**What is being asked**
Without including any pictures, copy each entry below exactly.

── Excerpted records ──

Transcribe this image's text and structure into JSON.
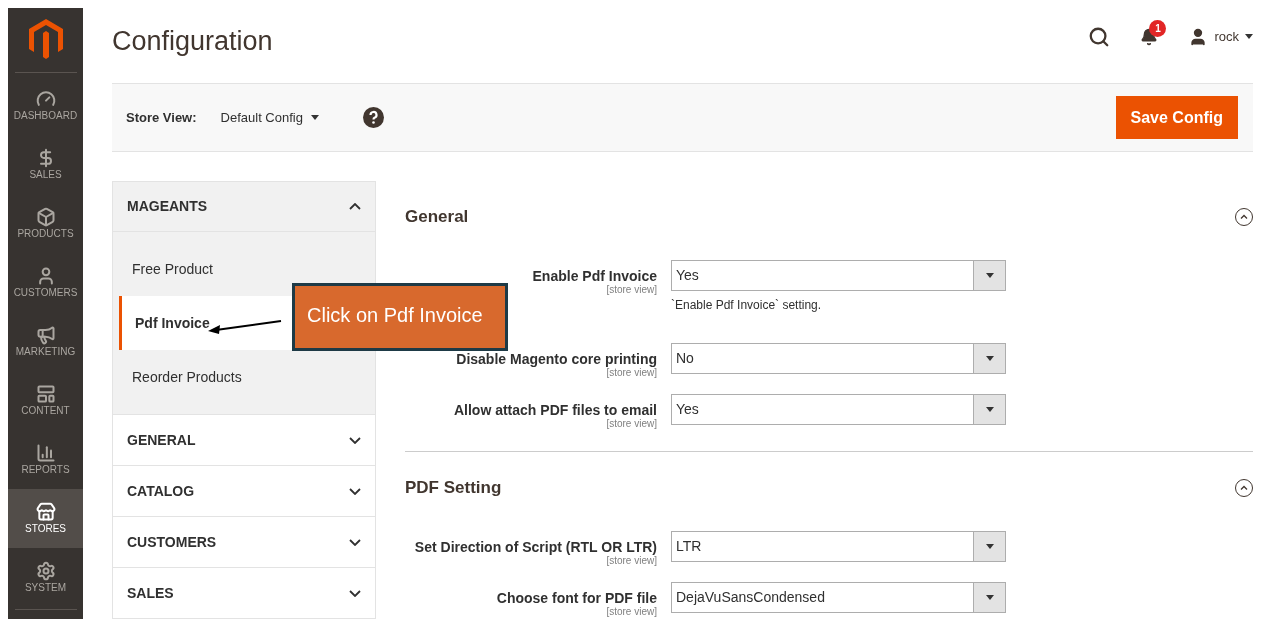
{
  "menu": [
    {
      "label": "DASHBOARD",
      "selected": false
    },
    {
      "label": "SALES",
      "selected": false
    },
    {
      "label": "PRODUCTS",
      "selected": false
    },
    {
      "label": "CUSTOMERS",
      "selected": false
    },
    {
      "label": "MARKETING",
      "selected": false
    },
    {
      "label": "CONTENT",
      "selected": false
    },
    {
      "label": "REPORTS",
      "selected": false
    },
    {
      "label": "STORES",
      "selected": true
    },
    {
      "label": "SYSTEM",
      "selected": false
    }
  ],
  "page_title": "Configuration",
  "header": {
    "notification_count": "1",
    "user": "rock"
  },
  "store_view": {
    "label": "Store View:",
    "value": "Default Config"
  },
  "save_button": "Save Config",
  "config_groups": [
    {
      "title": "MAGEANTS",
      "expanded": true,
      "items": [
        {
          "label": "Free Product",
          "selected": false
        },
        {
          "label": "Pdf Invoice",
          "selected": true
        },
        {
          "label": "Reorder Products",
          "selected": false
        }
      ]
    },
    {
      "title": "GENERAL",
      "expanded": false
    },
    {
      "title": "CATALOG",
      "expanded": false
    },
    {
      "title": "CUSTOMERS",
      "expanded": false
    },
    {
      "title": "SALES",
      "expanded": false
    }
  ],
  "sections": [
    {
      "title": "General",
      "expanded": true,
      "fields": [
        {
          "label": "Enable Pdf Invoice",
          "scope": "[store view]",
          "value": "Yes",
          "comment": "`Enable Pdf Invoice` setting."
        },
        {
          "label": "Disable Magento core printing",
          "scope": "[store view]",
          "value": "No"
        },
        {
          "label": "Allow attach PDF files to email",
          "scope": "[store view]",
          "value": "Yes"
        }
      ]
    },
    {
      "title": "PDF Setting",
      "expanded": true,
      "fields": [
        {
          "label": "Set Direction of Script (RTL OR LTR)",
          "scope": "[store view]",
          "value": "LTR"
        },
        {
          "label": "Choose font for PDF file",
          "scope": "[store view]",
          "value": "DejaVuSansCondensed"
        }
      ]
    }
  ],
  "callout": "Click on Pdf Invoice"
}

───

**In response**
Transcribe this image's text and structure into JSON.
{
  "menu": [
    {
      "label": "DASHBOARD",
      "selected": false
    },
    {
      "label": "SALES",
      "selected": false
    },
    {
      "label": "PRODUCTS",
      "selected": false
    },
    {
      "label": "CUSTOMERS",
      "selected": false
    },
    {
      "label": "MARKETING",
      "selected": false
    },
    {
      "label": "CONTENT",
      "selected": false
    },
    {
      "label": "REPORTS",
      "selected": false
    },
    {
      "label": "STORES",
      "selected": true
    },
    {
      "label": "SYSTEM",
      "selected": false
    }
  ],
  "page_title": "Configuration",
  "header": {
    "notification_count": "1",
    "user": "rock"
  },
  "store_view": {
    "label": "Store View:",
    "value": "Default Config"
  },
  "save_button": "Save Config",
  "config_groups": [
    {
      "title": "MAGEANTS",
      "expanded": true,
      "items": [
        {
          "label": "Free Product",
          "selected": false
        },
        {
          "label": "Pdf Invoice",
          "selected": true
        },
        {
          "label": "Reorder Products",
          "selected": false
        }
      ]
    },
    {
      "title": "GENERAL",
      "expanded": false
    },
    {
      "title": "CATALOG",
      "expanded": false
    },
    {
      "title": "CUSTOMERS",
      "expanded": false
    },
    {
      "title": "SALES",
      "expanded": false
    }
  ],
  "sections": [
    {
      "title": "General",
      "expanded": true,
      "fields": [
        {
          "label": "Enable Pdf Invoice",
          "scope": "[store view]",
          "value": "Yes",
          "comment": "`Enable Pdf Invoice` setting."
        },
        {
          "label": "Disable Magento core printing",
          "scope": "[store view]",
          "value": "No"
        },
        {
          "label": "Allow attach PDF files to email",
          "scope": "[store view]",
          "value": "Yes"
        }
      ]
    },
    {
      "title": "PDF Setting",
      "expanded": true,
      "fields": [
        {
          "label": "Set Direction of Script (RTL OR LTR)",
          "scope": "[store view]",
          "value": "LTR"
        },
        {
          "label": "Choose font for PDF file",
          "scope": "[store view]",
          "value": "DejaVuSansCondensed"
        }
      ]
    }
  ],
  "callout": "Click on Pdf Invoice"
}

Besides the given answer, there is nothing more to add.